- EXERCISE DIRECTIONS -
Locate every line that holds the string "Российской" and copy it.

[Data records]

-.-.-

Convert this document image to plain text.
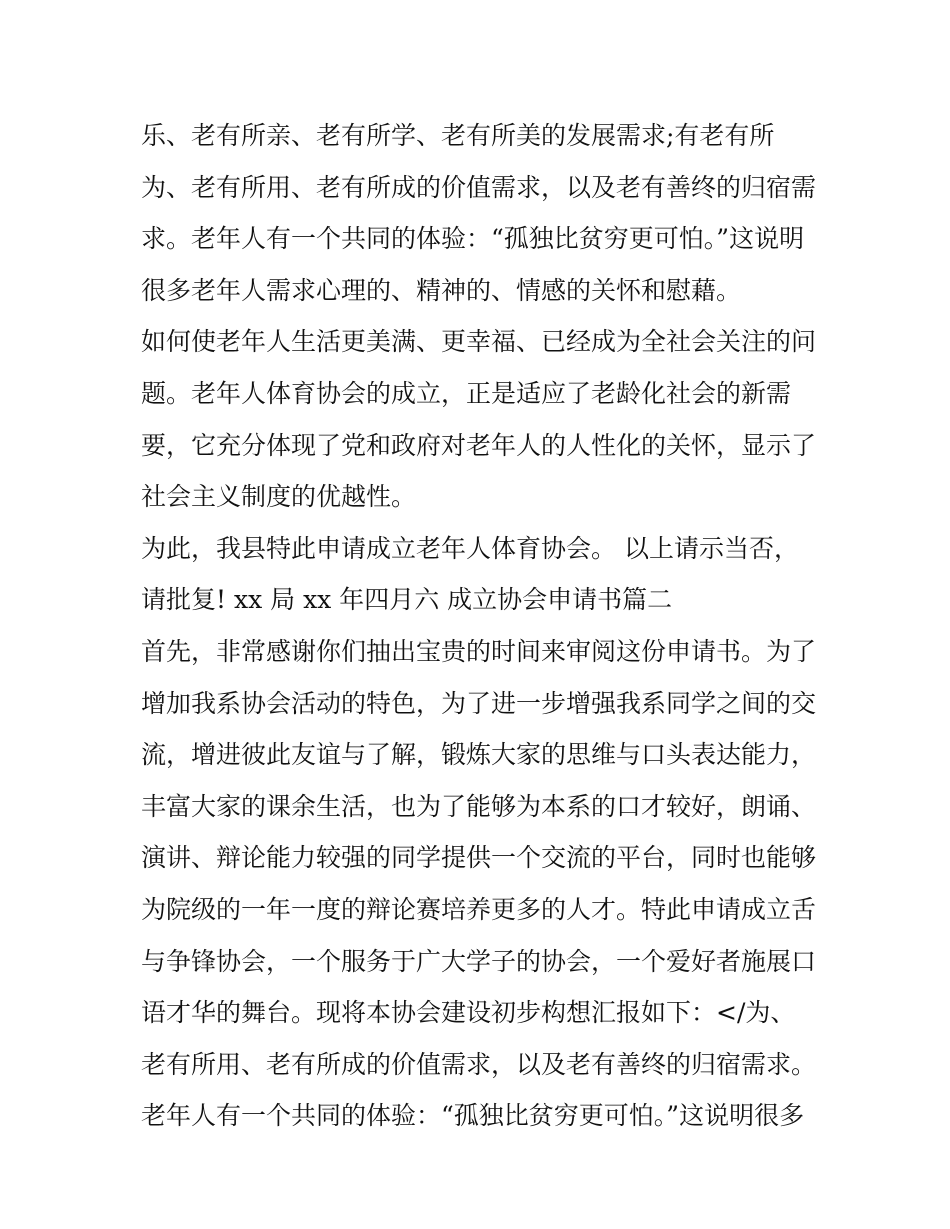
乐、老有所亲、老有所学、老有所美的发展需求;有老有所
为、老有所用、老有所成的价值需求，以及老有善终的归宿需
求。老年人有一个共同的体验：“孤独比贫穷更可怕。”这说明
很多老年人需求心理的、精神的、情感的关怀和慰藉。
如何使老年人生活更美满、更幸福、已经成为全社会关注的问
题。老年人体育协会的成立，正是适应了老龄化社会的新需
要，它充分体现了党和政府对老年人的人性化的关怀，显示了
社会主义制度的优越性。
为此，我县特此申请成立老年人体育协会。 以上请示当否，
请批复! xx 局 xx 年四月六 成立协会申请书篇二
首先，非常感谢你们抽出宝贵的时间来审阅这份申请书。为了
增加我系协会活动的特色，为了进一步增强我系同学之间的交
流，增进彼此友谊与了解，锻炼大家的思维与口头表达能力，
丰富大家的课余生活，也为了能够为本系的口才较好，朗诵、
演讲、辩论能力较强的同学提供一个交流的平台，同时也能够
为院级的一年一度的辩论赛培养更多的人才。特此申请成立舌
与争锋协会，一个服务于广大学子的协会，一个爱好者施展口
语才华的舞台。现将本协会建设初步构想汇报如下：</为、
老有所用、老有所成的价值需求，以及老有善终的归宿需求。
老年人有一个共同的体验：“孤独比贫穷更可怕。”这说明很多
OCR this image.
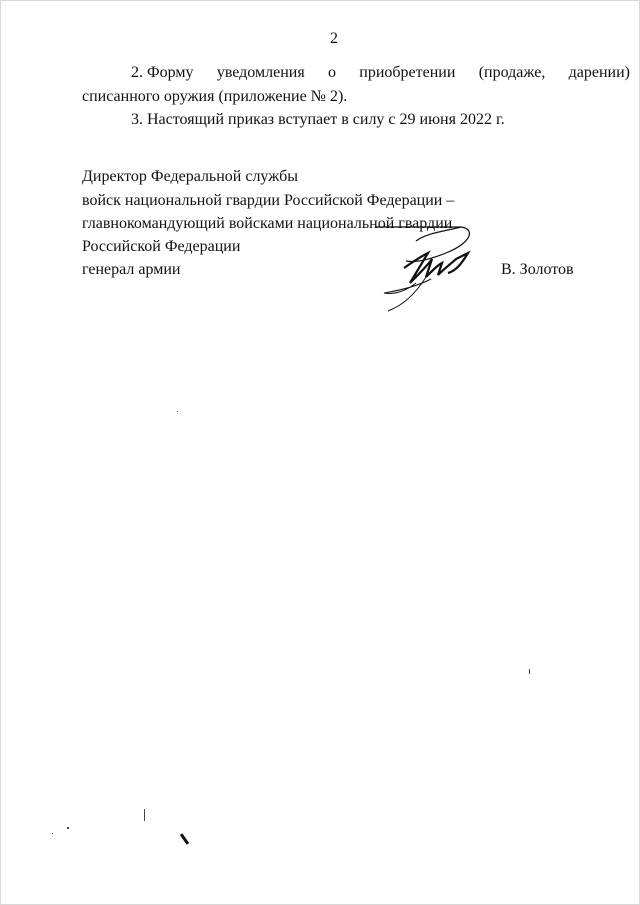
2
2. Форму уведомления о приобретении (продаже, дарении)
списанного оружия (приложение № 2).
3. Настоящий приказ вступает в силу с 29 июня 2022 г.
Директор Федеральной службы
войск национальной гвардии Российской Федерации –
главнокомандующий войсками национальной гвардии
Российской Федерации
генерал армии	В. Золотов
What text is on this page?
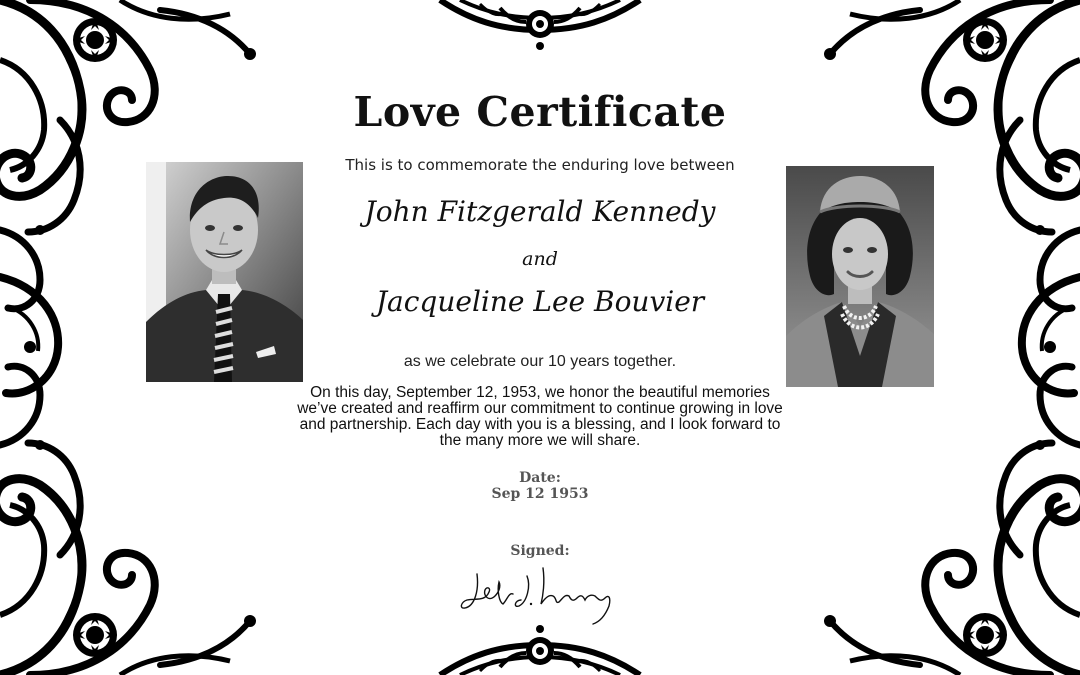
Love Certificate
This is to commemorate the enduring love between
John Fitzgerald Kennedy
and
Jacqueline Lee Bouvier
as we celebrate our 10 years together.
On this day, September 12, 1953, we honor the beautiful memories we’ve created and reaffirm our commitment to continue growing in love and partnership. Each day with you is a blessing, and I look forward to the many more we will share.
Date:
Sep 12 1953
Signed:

-.-.-

- PROBLEM SOLUTION -
войск национальной гвардии Российской Федерации –
Российской Федерации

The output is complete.